▶ _Task goal_:
Write out all the lines again, precisely as they stand, but without the images.

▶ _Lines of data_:
· · · · ·

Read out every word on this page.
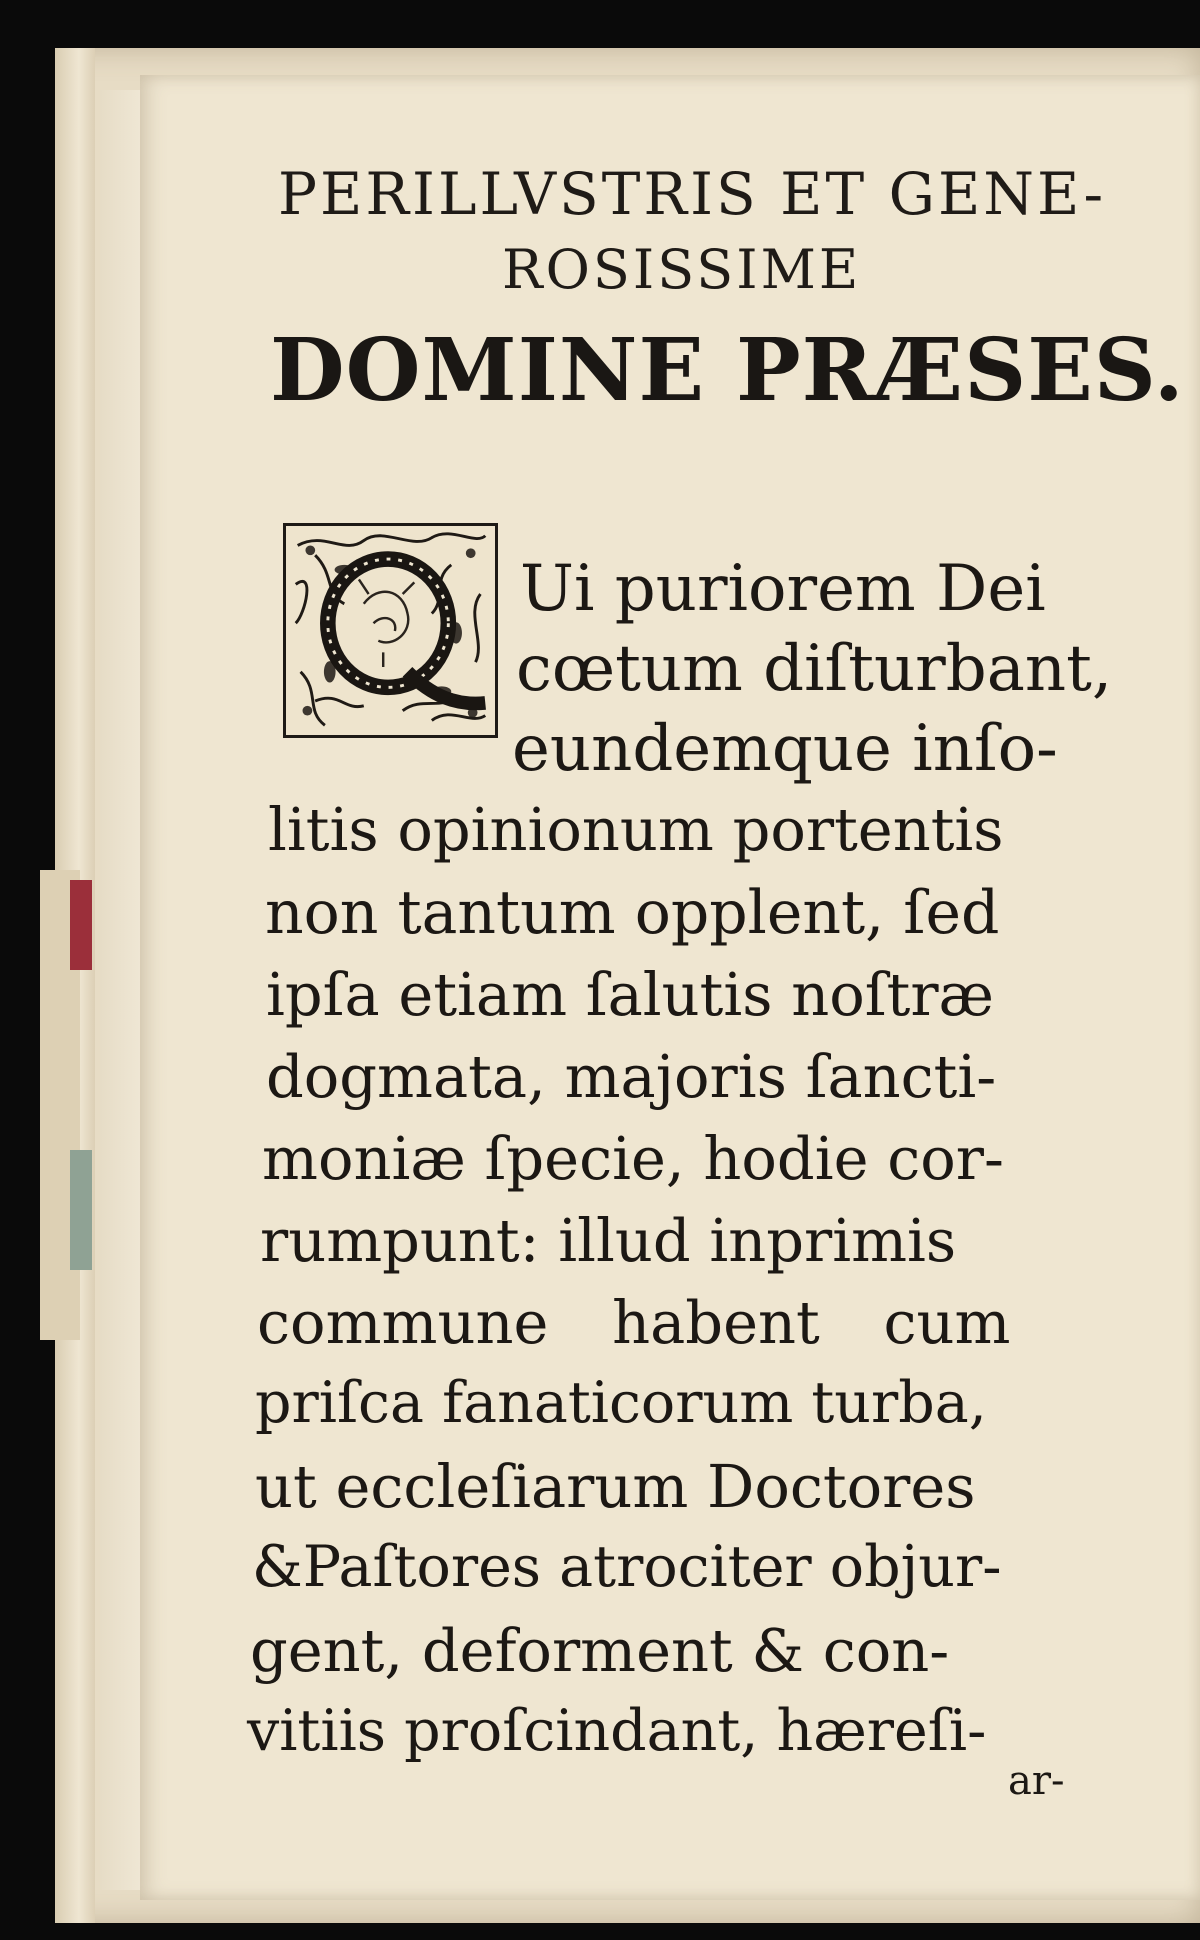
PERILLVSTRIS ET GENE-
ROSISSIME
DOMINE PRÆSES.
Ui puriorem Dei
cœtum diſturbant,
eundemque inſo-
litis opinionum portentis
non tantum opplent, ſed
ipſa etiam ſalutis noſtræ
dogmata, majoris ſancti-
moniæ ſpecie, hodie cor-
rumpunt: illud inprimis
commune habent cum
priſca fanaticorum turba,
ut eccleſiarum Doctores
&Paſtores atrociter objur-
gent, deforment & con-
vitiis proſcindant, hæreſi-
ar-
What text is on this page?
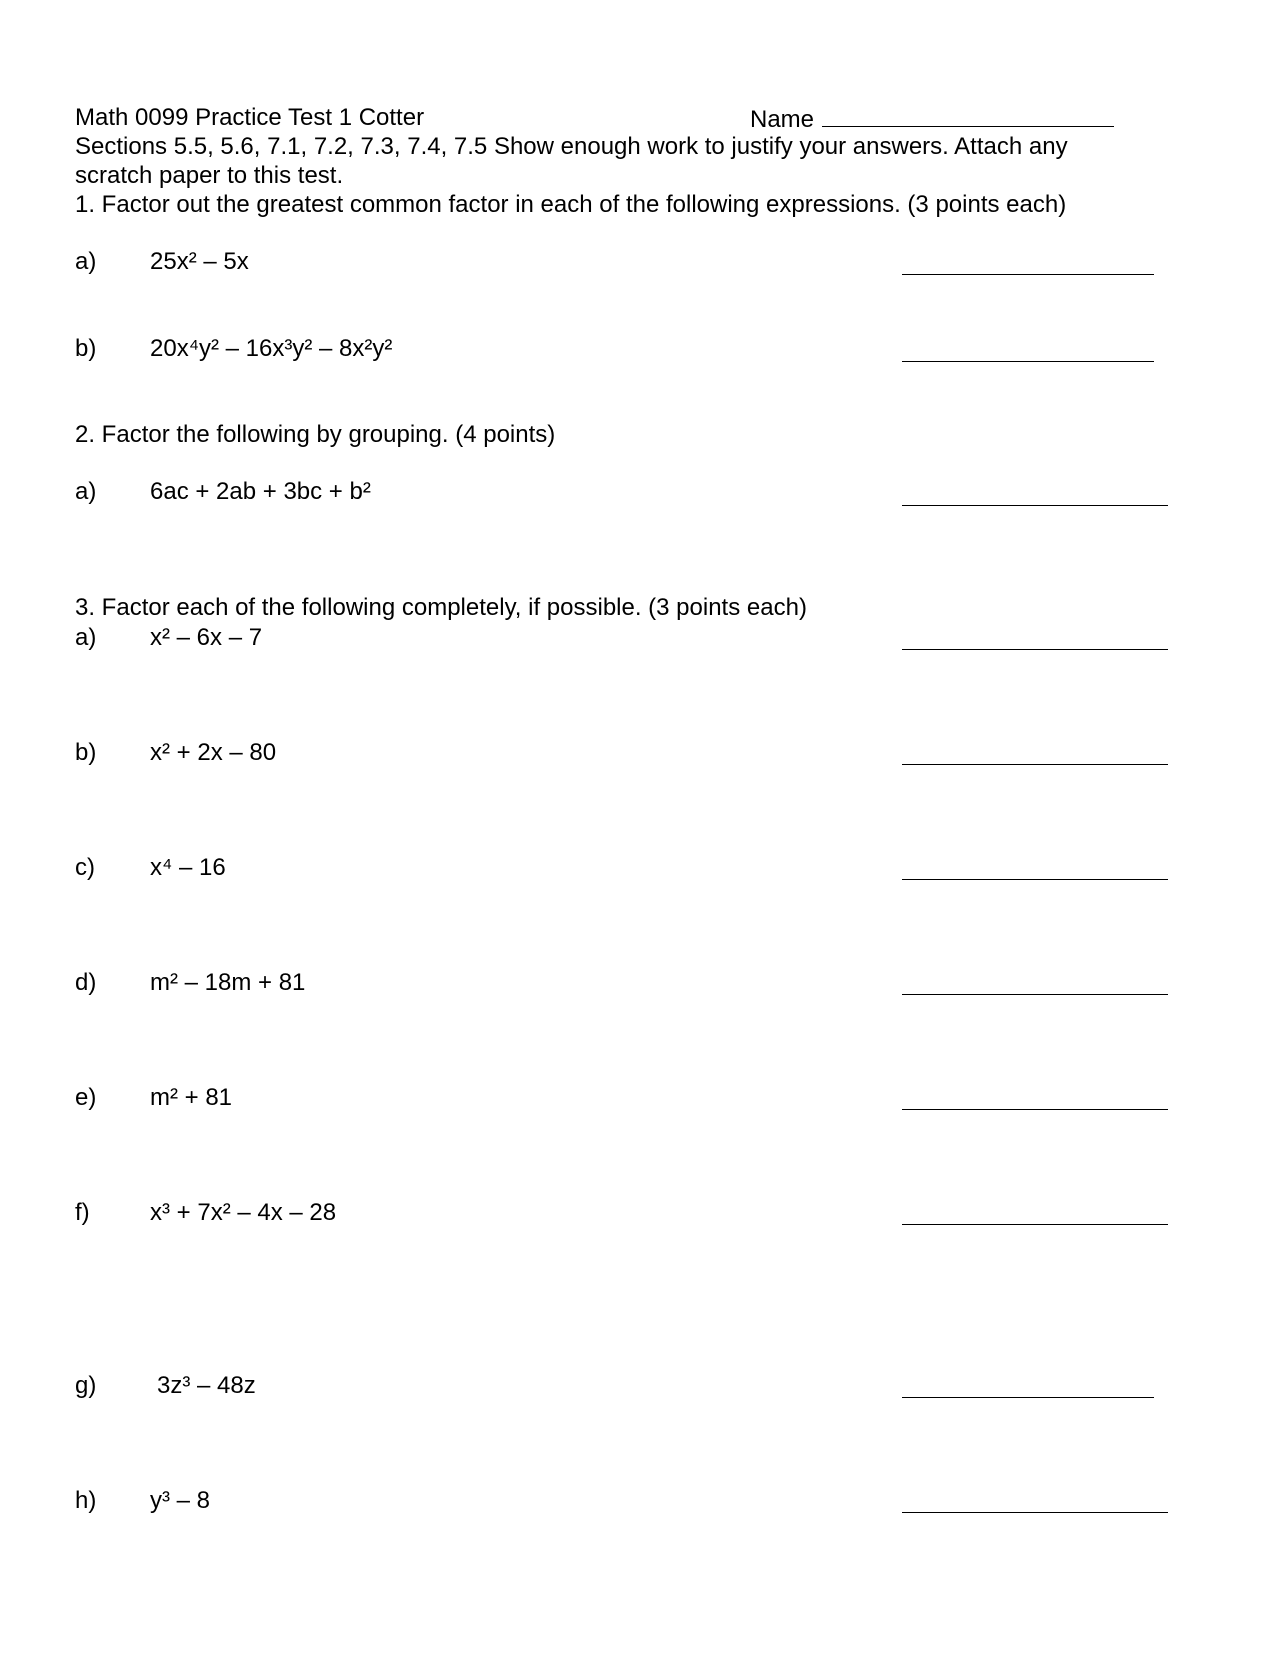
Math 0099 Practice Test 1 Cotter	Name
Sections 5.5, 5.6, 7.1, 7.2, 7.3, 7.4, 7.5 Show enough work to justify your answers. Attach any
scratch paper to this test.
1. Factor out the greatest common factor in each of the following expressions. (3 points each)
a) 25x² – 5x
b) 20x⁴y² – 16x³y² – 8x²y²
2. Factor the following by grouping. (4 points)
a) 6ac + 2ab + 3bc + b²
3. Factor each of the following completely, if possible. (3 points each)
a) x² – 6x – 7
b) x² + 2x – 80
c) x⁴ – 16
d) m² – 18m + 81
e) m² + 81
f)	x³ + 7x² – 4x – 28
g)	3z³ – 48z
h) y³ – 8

· · · · ·

▶ _Output for this exercise_:
Read out every word on this page.
PERILLVSTRIS ET GENE-
ROSISSIME
DOMINE PRÆSES.
Ui puriorem Dei
cœtum diſturbant,
eundemque inſo-
litis opinionum portentis
non tantum opplent, ſed
ipſa etiam ſalutis noſtræ
dogmata, majoris ſancti-
moniæ ſpecie, hodie cor-
rumpunt: illud inprimis
commune habent cum
priſca fanaticorum turba,
ut eccleſiarum Doctores
&Paſtores atrociter objur-
gent, deforment & con-
vitiis proſcindant, hæreſi-
ar-
What text is on this page?
Math 0099 Practice Test 1 Cotter	Name
Sections 5.5, 5.6, 7.1, 7.2, 7.3, 7.4, 7.5 Show enough work to justify your answers. Attach any
scratch paper to this test.
1. Factor out the greatest common factor in each of the following expressions. (3 points each)
a) 25x² – 5x
b) 20x⁴y² – 16x³y² – 8x²y²
2. Factor the following by grouping. (4 points)
a) 6ac + 2ab + 3bc + b²
3. Factor each of the following completely, if possible. (3 points each)
a) x² – 6x – 7
b) x² + 2x – 80
c) x⁴ – 16
d) m² – 18m + 81
e) m² + 81
f)	x³ + 7x² – 4x – 28
g)	3z³ – 48z
h) y³ – 8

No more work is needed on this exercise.